Фрагмент текста
Садов в Ходжакенте мало; улицы, кроме большой, о которой я упоминал, грязны, узки и во время дождей просто непроходимы; дома, за исключением немногих зажиточных, весьма жалкого вида; они, как и все, построены из земляных комьев и грязи. Недалеко от моего дома была мечеть — небольшое, простое снаружи и внутри зданьице, каждое утро и вечер наполнявшееся крестьянами, совершавшими положенный намаз. Я замечал, впрочем, что посещали мечеть далеко не все жители, а больше только люди пожилые, старики.
Управление деревни сосредоточивается в руках старшины и казы (каза — духовное лицо, род судьи); должности эти не выборные, а по назначению и в большинстве случаев даже наследственные — так, мой приятель Таш, аксакал Ходжакента, наследовал должность от отца, который, в свою очередь, получил ее от своего родителя и т. д. При таком порядке управление, разумеется, чисто патриархальное в самом многозначительном смысле этого слова: аксакал и казы, на условии взаимного дележа, грабят народ, и, сколько мне ни случалось слышать, людей честных в том смысле, как мы это слово понимаем, нелицеприятно, без взяток и поборов судящих и управляющих, между ними нет. Новое положение, введенное русскими, делающее почти все должности избирательными, без сомнения, не по вкусу будет деревенским аристократам, зато байгуши (бедняки) вздохнут свободнее…
Работает здешний крестьянин всякую работу допотопнейшими приемами и орудиями. Вот, например, недалеко от меня на арыке меленка для очистки риса: два толстых куска дерева, окованные железом, с остриями, попеременно опускаясь и поднимаясь, бьют по зернам, насыпанным в углубления, сделанные в земле и прикрытые шалашом из камыша. Эти куски дерева приводятся в движение каким-то подобием колеса, с шумом и скрипом медленно повертывающимся и попеременно то поднимающим, то опускающим деревины, бьющие по зернам.

Исходные строки
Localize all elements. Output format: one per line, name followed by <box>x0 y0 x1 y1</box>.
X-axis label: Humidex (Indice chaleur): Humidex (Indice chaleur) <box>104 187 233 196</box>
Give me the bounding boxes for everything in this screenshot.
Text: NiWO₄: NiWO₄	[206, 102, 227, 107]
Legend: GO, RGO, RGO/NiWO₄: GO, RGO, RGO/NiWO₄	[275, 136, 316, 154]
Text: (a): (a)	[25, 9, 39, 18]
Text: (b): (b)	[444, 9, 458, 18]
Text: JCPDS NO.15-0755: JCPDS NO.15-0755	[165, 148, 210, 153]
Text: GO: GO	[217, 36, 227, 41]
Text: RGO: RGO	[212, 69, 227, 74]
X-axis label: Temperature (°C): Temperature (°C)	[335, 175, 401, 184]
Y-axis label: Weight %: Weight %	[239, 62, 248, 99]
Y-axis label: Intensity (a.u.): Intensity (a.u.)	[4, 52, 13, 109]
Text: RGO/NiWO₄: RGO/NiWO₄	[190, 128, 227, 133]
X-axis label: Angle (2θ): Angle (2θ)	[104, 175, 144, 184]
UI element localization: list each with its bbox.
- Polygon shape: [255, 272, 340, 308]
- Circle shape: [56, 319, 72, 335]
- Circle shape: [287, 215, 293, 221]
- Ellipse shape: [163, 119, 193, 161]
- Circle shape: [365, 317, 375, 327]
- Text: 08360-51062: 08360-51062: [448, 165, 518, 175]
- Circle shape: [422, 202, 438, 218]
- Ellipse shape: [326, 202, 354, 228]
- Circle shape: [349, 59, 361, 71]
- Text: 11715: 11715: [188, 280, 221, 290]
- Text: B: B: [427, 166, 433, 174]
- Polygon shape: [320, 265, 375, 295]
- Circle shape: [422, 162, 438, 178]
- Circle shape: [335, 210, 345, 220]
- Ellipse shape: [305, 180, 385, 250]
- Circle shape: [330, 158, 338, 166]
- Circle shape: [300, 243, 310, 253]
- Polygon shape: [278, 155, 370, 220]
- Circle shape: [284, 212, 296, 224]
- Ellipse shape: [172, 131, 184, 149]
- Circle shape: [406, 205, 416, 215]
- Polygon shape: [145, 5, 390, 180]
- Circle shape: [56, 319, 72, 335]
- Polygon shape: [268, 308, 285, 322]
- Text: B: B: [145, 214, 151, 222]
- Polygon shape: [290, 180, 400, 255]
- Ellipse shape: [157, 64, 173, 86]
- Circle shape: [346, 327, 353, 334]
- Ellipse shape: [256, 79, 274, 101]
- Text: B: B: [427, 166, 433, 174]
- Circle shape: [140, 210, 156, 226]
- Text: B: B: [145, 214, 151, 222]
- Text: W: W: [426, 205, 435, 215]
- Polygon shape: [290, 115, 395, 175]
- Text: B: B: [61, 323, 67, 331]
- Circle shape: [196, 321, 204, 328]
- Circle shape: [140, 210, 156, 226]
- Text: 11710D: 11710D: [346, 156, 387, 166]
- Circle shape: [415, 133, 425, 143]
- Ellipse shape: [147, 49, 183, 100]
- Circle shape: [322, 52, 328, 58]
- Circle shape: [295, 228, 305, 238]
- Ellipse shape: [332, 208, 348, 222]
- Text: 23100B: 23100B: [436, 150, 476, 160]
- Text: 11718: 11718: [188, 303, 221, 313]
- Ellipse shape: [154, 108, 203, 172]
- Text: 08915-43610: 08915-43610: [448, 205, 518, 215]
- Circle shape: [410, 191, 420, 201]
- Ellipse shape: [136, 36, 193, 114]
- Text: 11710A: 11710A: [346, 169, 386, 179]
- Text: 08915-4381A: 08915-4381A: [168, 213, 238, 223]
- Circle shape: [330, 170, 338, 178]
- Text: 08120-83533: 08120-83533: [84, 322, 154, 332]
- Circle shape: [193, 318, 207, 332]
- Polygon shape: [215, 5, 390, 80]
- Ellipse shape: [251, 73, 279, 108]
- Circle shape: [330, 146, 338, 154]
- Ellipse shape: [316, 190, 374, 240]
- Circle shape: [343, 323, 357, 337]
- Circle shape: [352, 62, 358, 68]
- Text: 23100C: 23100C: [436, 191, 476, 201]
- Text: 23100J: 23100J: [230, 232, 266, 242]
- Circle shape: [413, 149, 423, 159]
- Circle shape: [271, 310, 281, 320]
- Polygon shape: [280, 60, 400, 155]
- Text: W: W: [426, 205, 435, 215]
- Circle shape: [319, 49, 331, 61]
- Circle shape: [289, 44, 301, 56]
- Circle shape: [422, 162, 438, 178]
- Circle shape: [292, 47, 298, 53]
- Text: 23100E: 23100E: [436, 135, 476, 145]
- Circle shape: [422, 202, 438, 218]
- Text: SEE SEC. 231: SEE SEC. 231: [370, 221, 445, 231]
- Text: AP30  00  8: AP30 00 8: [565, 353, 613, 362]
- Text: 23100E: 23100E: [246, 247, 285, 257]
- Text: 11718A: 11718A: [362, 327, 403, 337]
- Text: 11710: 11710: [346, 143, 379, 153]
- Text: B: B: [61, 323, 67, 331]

Выполните задания
[1] Определите, согласуются ли с текстом о Ходжакенте утверждения (а), (б) и (в). Для каждого ответьте «да» или «нет» и приведите решающие слова текста дословной цитатой. (а) Должности старшины и казы в деревне выборные. (б) Мечеть посещали главным образом пожилые люди. (в) Меленка для очистки риса находится на арыке.
[2] Продолжите текст о Ходжакенте, начав сразу после его последнего предложения.

Ответы
[1]
(а) Нет: «должности эти не выборные, а по назначению».
(б) Да: «посещали мечеть далеко не все жители, а больше только люди пожилые, старики».
(в) Да: «недалеко от меня на арыке меленка для очистки риса».

[2]
Три раза последовательно очищают и просеивают крупу, прежде чем она освободится от шелухи, и благодаря способу очистки из четырех батманов неочищенного риса получается только два очищенного. Это, впрочем, зависит и от сравнительно малого орошения здешних рисовых полей: в тех местах, где орошение сильнее, зерно крупнее и в очистке получается его более. За целый день работы очищается совершенно едва два батмана зерна; но как и таких меленок немного в окрестностях, то крупу привозят для очистки в ходжакентскую мельницу довольно издалека и платят за это одну шестнадцатую часть…
Случалось мне видеть, как гнут обод колеса; хотя у здешних арб колеса и большие, а потому и деревянные обручи, для них служащие, довольно плотны, тем не менее жалко видеть, как десять человек, буквально в поте лица, целый день возятся около одного такого обруча.